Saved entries
==================================================

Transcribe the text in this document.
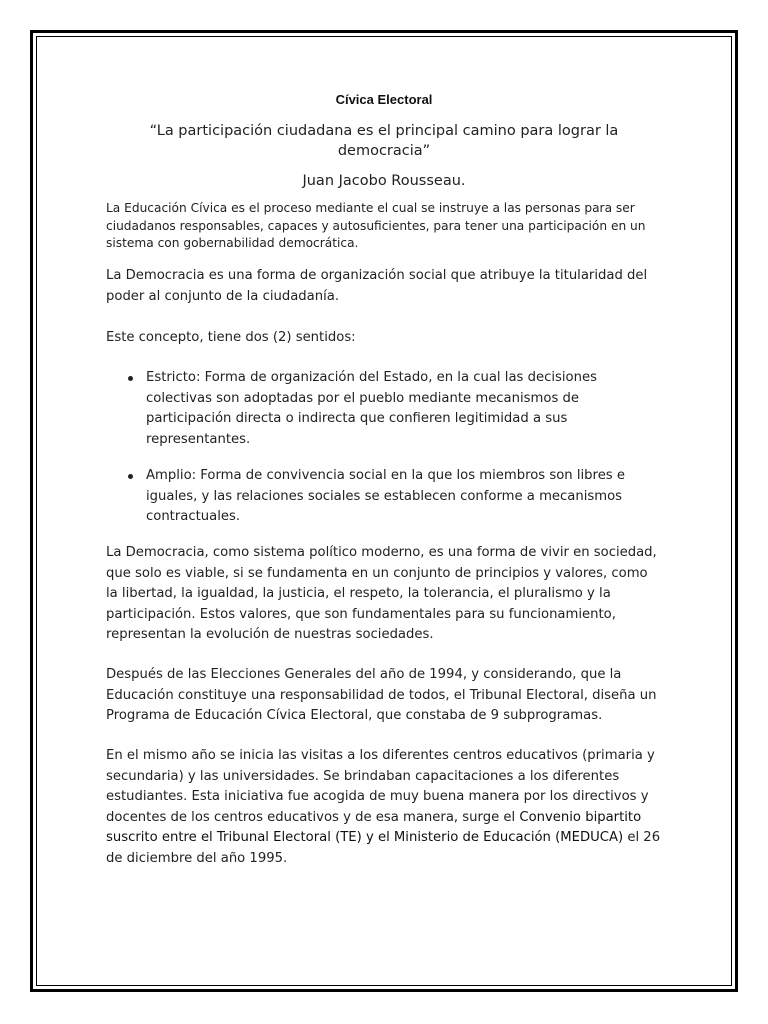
Cívica Electoral
“La participación ciudadana es el principal camino para lograr la democracia”
Juan Jacobo Rousseau.

La Educación Cívica es el proceso mediante el cual se instruye a las personas para ser ciudadanos responsables, capaces y autosuficientes, para tener una participación en un sistema con gobernabilidad democrática.

La Democracia es una forma de organización social que atribuye la titularidad del poder al conjunto de la ciudadanía.

Este concepto, tiene dos (2) sentidos:

Estricto: Forma de organización del Estado, en la cual las decisiones colectivas son adoptadas por el pueblo mediante mecanismos de participación directa o indirecta que confieren legitimidad a sus representantes.
Amplio: Forma de convivencia social en la que los miembros son libres e iguales, y las relaciones sociales se establecen conforme a mecanismos contractuales.

La Democracia, como sistema político moderno, es una forma de vivir en sociedad, que solo es viable, si se fundamenta en un conjunto de principios y valores, como la libertad, la igualdad, la justicia, el respeto, la tolerancia, el pluralismo y la participación. Estos valores, que son fundamentales para su funcionamiento, representan la evolución de nuestras sociedades.

Después de las Elecciones Generales del año de 1994, y considerando, que la Educación constituye una responsabilidad de todos, el Tribunal Electoral, diseña un Programa de Educación Cívica Electoral, que constaba de 9 subprogramas.

En el mismo año se inicia las visitas a los diferentes centros educativos (primaria y secundaria) y las universidades. Se brindaban capacitaciones a los diferentes estudiantes. Esta iniciativa fue acogida de muy buena manera por los directivos y docentes de los centros educativos y de esa manera, surge el Convenio bipartito suscrito entre el Tribunal Electoral (TE) y el Ministerio de Educación (MEDUCA) el 26 de diciembre del año 1995.
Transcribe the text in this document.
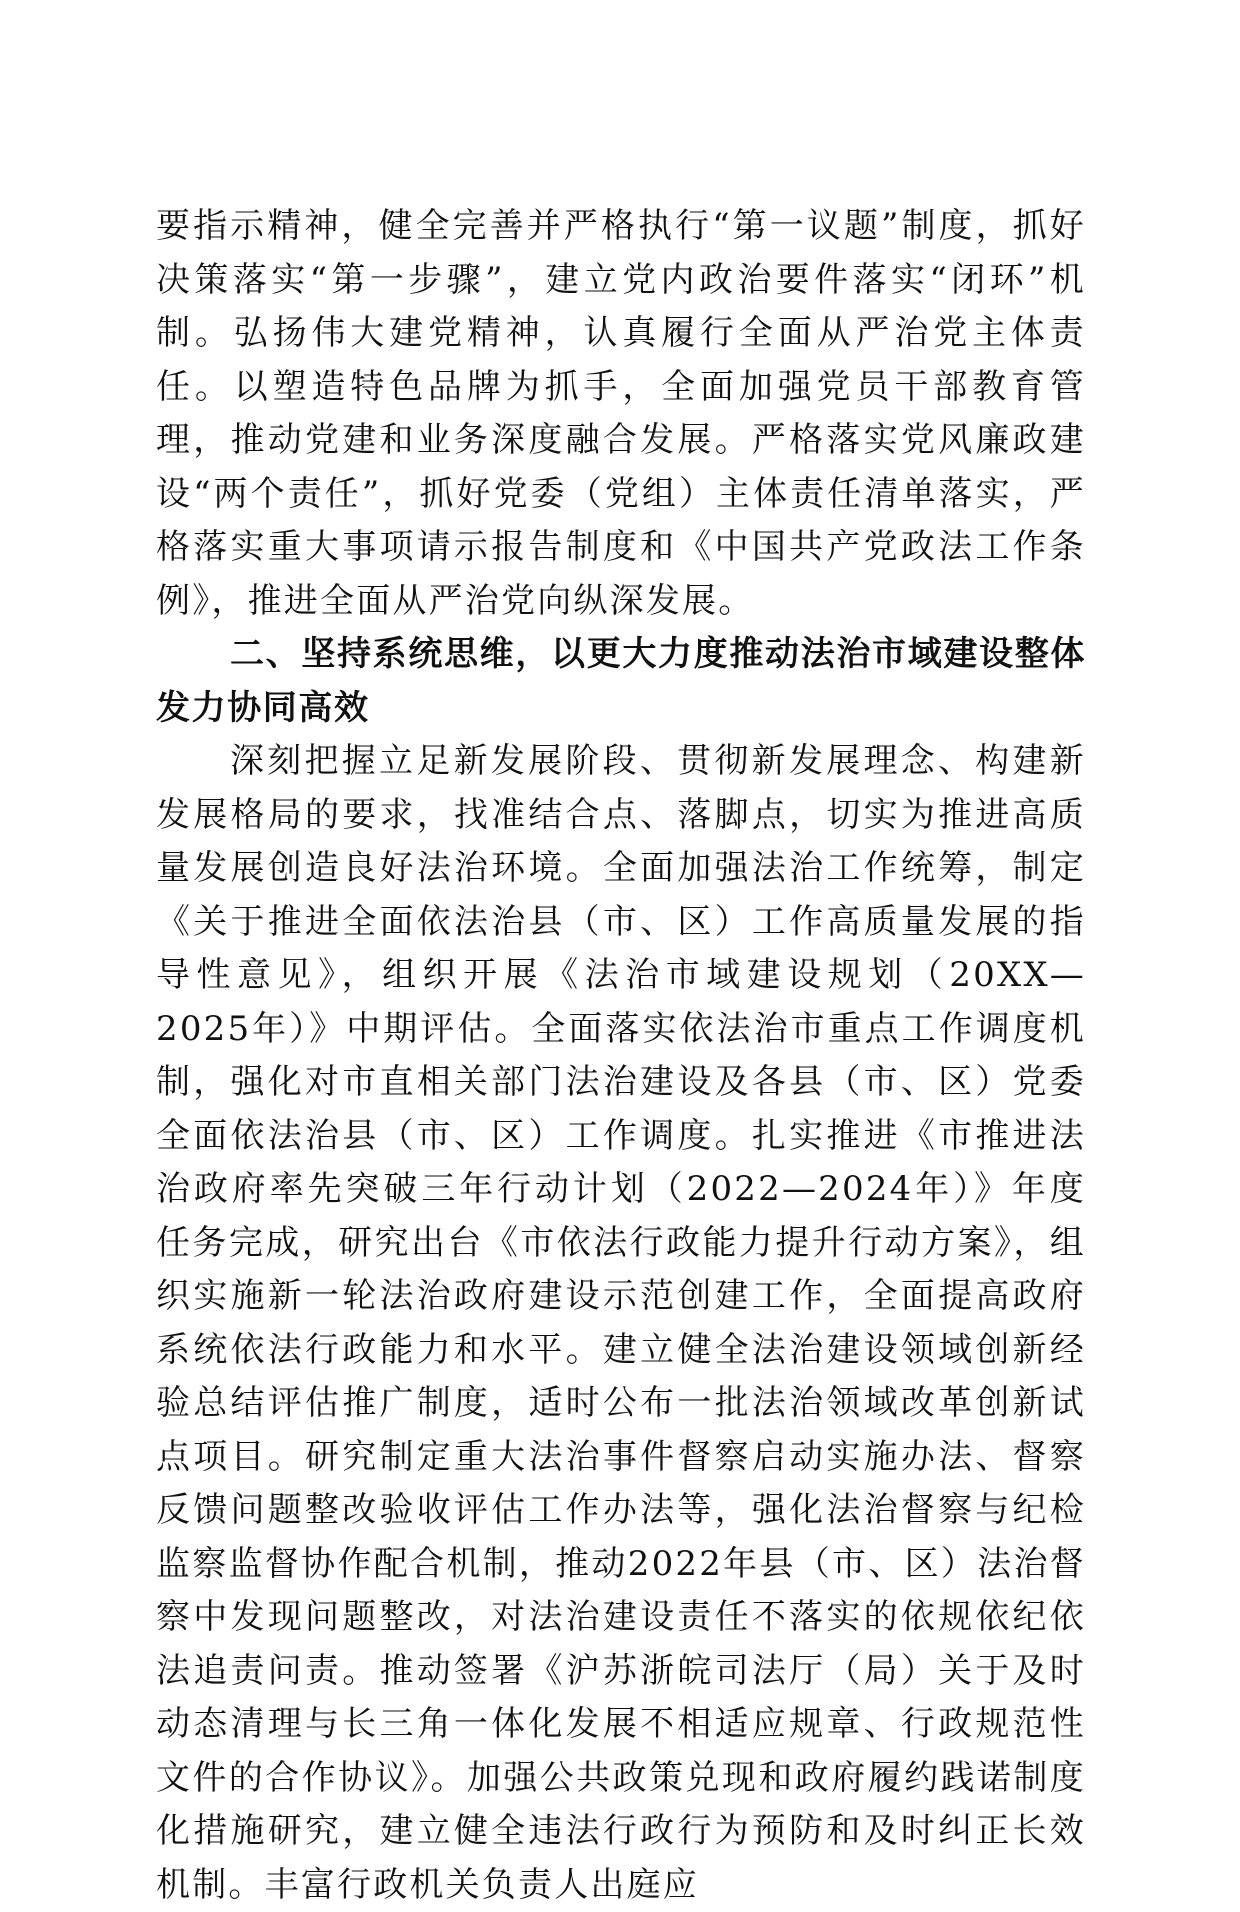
要指示精神，健全完善并严格执行“第一议题”制度，抓好决策落实“第一步骤”，建立党内政治要件落实“闭环”机制。弘扬伟大建党精神，认真履行全面从严治党主体责任。以塑造特色品牌为抓手，全面加强党员干部教育管理，推动党建和业务深度融合发展。严格落实党风廉政建设“两个责任”，抓好党委（党组）主体责任清单落实，严格落实重大事项请示报告制度和《中国共产党政法工作条例》，推进全面从严治党向纵深发展。

二、坚持系统思维，以更大力度推动法治市域建设整体发力协同高效

深刻把握立足新发展阶段、贯彻新发展理念、构建新发展格局的要求，找准结合点、落脚点，切实为推进高质量发展创造良好法治环境。全面加强法治工作统筹，制定《关于推进全面依法治县（市、区）工作高质量发展的指导性意见》，组织开展《法治市域建设规划（20XX—2025年）》中期评估。全面落实依法治市重点工作调度机制，强化对市直相关部门法治建设及各县（市、区）党委全面依法治县（市、区）工作调度。扎实推进《市推进法治政府率先突破三年行动计划（2022—2024年）》年度任务完成，研究出台《市依法行政能力提升行动方案》，组织实施新一轮法治政府建设示范创建工作，全面提高政府系统依法行政能力和水平。建立健全法治建设领域创新经验总结评估推广制度，适时公布一批法治领域改革创新试点项目。研究制定重大法治事件督察启动实施办法、督察反馈问题整改验收评估工作办法等，强化法治督察与纪检监察监督协作配合机制，推动2022年县（市、区）法治督察中发现问题整改，对法治建设责任不落实的依规依纪依法追责问责。推动签署《沪苏浙皖司法厅（局）关于及时动态清理与长三角一体化发展不相适应规章、行政规范性文件的合作协议》。加强公共政策兑现和政府履约践诺制度化措施研究，建立健全违法行政行为预防和及时纠正长效机制。丰富行政机关负责人出庭应
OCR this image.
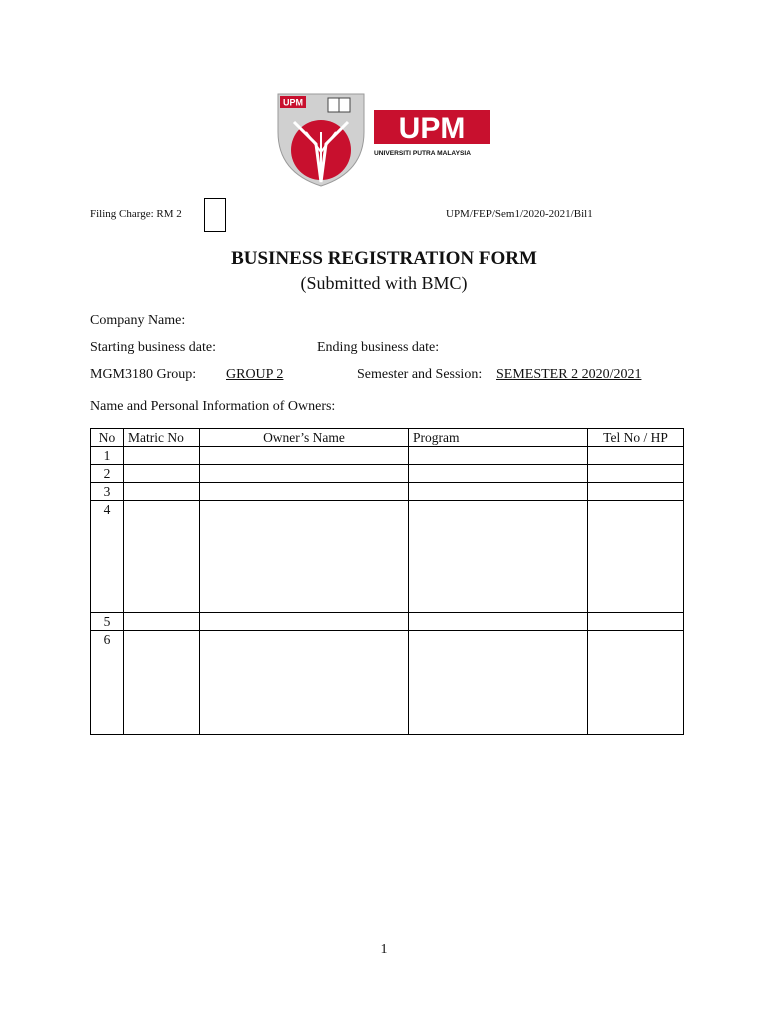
UPM
UPM
UNIVERSITI PUTRA MALAYSIA
Filing Charge: RM 2	UPM/FEP/Sem1/2020-2021/Bil1
BUSINESS REGISTRATION FORM
(Submitted with BMC)
Company Name:
Starting business date:	Ending business date:
MGM3180 Group: GROUP 2	Semester and Session: SEMESTER 2 2020/2021
Name and Personal Information of Owners:
No	Matric No	Owner’s Name	Program	Tel No / HP
1				
2				
3				
4				
5				
6				
1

==================================================

▸ Written request: Find the line containing "OCR this image." in the listing above. Please restate word for word that line through the last one, leaving out the pictures.

▸ Completed task:
OCR this image.
UPM
UPM
UNIVERSITI PUTRA MALAYSIA
Filing Charge: RM 2	UPM/FEP/Sem1/2020-2021/Bil1
BUSINESS REGISTRATION FORM
(Submitted with BMC)
Company Name:
Starting business date:	Ending business date:
MGM3180 Group: GROUP 2	Semester and Session: SEMESTER 2 2020/2021
Name and Personal Information of Owners:
No	Matric No	Owner’s Name	Program	Tel No / HP
1				
2				
3				
4				
5				
6				
1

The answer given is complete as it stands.